● **SHORT PROBLEM**
Set down all of the data exactly as it appears.

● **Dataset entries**
....
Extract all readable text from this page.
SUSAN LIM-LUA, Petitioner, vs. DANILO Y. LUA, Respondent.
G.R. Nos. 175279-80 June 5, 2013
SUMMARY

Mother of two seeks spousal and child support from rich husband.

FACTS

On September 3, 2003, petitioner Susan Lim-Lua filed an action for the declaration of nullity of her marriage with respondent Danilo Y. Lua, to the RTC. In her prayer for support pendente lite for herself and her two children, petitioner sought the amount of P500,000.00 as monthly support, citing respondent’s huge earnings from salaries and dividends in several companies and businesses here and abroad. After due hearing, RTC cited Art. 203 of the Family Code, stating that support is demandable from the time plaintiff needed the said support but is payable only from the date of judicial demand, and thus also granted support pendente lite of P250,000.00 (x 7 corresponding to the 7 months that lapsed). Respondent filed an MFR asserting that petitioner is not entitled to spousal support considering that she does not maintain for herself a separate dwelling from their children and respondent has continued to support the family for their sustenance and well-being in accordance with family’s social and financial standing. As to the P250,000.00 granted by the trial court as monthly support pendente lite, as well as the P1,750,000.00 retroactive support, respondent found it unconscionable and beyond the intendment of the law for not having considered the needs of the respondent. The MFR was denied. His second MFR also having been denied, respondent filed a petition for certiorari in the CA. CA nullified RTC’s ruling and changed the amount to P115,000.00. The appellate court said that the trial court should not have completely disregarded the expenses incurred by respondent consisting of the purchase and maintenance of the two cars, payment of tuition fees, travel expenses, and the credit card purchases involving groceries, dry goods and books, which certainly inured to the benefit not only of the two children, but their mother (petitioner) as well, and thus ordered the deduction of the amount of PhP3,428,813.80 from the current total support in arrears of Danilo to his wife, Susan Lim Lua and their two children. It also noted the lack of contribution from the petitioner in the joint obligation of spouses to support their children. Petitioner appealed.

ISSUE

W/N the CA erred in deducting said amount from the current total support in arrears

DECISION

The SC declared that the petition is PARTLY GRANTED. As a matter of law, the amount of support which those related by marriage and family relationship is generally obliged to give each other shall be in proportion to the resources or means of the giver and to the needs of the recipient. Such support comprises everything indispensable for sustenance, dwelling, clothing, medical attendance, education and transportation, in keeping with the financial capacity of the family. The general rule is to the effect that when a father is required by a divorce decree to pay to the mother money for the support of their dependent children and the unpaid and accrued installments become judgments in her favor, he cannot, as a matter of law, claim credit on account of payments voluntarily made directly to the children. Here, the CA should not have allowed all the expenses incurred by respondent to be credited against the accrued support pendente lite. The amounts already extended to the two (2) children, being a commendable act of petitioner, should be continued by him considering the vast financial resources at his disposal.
....
● **OUTPUT OF THE TASK**
Extract all readable text from this page.
SUSAN LIM-LUA, Petitioner, vs. DANILO Y. LUA, Respondent.
G.R. Nos. 175279-80 June 5, 2013
SUMMARY

Mother of two seeks spousal and child support from rich husband.

FACTS

On September 3, 2003, petitioner Susan Lim-Lua filed an action for the declaration of nullity of her marriage with respondent Danilo Y. Lua, to the RTC. In her prayer for support pendente lite for herself and her two children, petitioner sought the amount of P500,000.00 as monthly support, citing respondent’s huge earnings from salaries and dividends in several companies and businesses here and abroad. After due hearing, RTC cited Art. 203 of the Family Code, stating that support is demandable from the time plaintiff needed the said support but is payable only from the date of judicial demand, and thus also granted support pendente lite of P250,000.00 (x 7 corresponding to the 7 months that lapsed). Respondent filed an MFR asserting that petitioner is not entitled to spousal support considering that she does not maintain for herself a separate dwelling from their children and respondent has continued to support the family for their sustenance and well-being in accordance with family’s social and financial standing. As to the P250,000.00 granted by the trial court as monthly support pendente lite, as well as the P1,750,000.00 retroactive support, respondent found it unconscionable and beyond the intendment of the law for not having considered the needs of the respondent. The MFR was denied. His second MFR also having been denied, respondent filed a petition for certiorari in the CA. CA nullified RTC’s ruling and changed the amount to P115,000.00. The appellate court said that the trial court should not have completely disregarded the expenses incurred by respondent consisting of the purchase and maintenance of the two cars, payment of tuition fees, travel expenses, and the credit card purchases involving groceries, dry goods and books, which certainly inured to the benefit not only of the two children, but their mother (petitioner) as well, and thus ordered the deduction of the amount of PhP3,428,813.80 from the current total support in arrears of Danilo to his wife, Susan Lim Lua and their two children. It also noted the lack of contribution from the petitioner in the joint obligation of spouses to support their children. Petitioner appealed.

ISSUE

W/N the CA erred in deducting said amount from the current total support in arrears

DECISION

The SC declared that the petition is PARTLY GRANTED. As a matter of law, the amount of support which those related by marriage and family relationship is generally obliged to give each other shall be in proportion to the resources or means of the giver and to the needs of the recipient. Such support comprises everything indispensable for sustenance, dwelling, clothing, medical attendance, education and transportation, in keeping with the financial capacity of the family. The general rule is to the effect that when a father is required by a divorce decree to pay to the mother money for the support of their dependent children and the unpaid and accrued installments become judgments in her favor, he cannot, as a matter of law, claim credit on account of payments voluntarily made directly to the children. Here, the CA should not have allowed all the expenses incurred by respondent to be credited against the accrued support pendente lite. The amounts already extended to the two (2) children, being a commendable act of petitioner, should be continued by him considering the vast financial resources at his disposal.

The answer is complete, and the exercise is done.